■ DIRECTION: Copy out each line of the listing that has the word "text" in it.

_____

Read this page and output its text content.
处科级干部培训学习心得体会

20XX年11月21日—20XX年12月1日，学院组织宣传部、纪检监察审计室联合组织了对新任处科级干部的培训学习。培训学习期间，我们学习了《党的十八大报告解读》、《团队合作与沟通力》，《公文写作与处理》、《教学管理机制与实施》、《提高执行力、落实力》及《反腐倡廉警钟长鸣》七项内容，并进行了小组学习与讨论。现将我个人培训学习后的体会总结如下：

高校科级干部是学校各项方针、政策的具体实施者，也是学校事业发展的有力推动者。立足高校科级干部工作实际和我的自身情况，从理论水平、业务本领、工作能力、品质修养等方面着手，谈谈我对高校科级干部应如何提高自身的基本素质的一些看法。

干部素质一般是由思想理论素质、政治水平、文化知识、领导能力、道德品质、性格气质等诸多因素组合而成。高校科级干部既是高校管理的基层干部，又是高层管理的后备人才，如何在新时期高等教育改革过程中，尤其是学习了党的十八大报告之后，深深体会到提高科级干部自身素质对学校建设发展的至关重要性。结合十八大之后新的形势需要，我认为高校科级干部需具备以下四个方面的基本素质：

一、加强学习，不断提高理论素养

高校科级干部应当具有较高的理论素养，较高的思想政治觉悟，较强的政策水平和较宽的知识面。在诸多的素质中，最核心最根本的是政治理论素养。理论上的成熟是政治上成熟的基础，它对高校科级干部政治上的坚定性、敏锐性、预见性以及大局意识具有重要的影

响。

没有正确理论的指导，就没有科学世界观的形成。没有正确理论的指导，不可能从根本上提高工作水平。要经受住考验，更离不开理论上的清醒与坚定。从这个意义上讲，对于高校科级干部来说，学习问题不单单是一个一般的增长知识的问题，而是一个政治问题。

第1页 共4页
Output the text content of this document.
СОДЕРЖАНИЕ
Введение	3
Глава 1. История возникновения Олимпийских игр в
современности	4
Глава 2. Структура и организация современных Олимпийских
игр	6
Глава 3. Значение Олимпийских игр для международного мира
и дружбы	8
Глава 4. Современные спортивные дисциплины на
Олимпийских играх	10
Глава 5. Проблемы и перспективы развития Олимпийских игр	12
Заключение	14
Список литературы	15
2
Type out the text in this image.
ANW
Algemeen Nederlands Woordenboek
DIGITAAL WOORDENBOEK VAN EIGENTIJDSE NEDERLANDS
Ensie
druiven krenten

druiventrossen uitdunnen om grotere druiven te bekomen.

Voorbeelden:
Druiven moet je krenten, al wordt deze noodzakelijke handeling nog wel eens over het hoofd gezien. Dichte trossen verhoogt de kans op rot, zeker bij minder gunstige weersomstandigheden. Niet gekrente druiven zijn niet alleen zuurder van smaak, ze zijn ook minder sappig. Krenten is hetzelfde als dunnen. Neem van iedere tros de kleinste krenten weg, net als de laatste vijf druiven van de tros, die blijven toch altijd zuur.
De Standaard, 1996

_____

■ TASK ANSWER:
Read this page and output its text content.
Output the text content of this document.
Type out the text in this image.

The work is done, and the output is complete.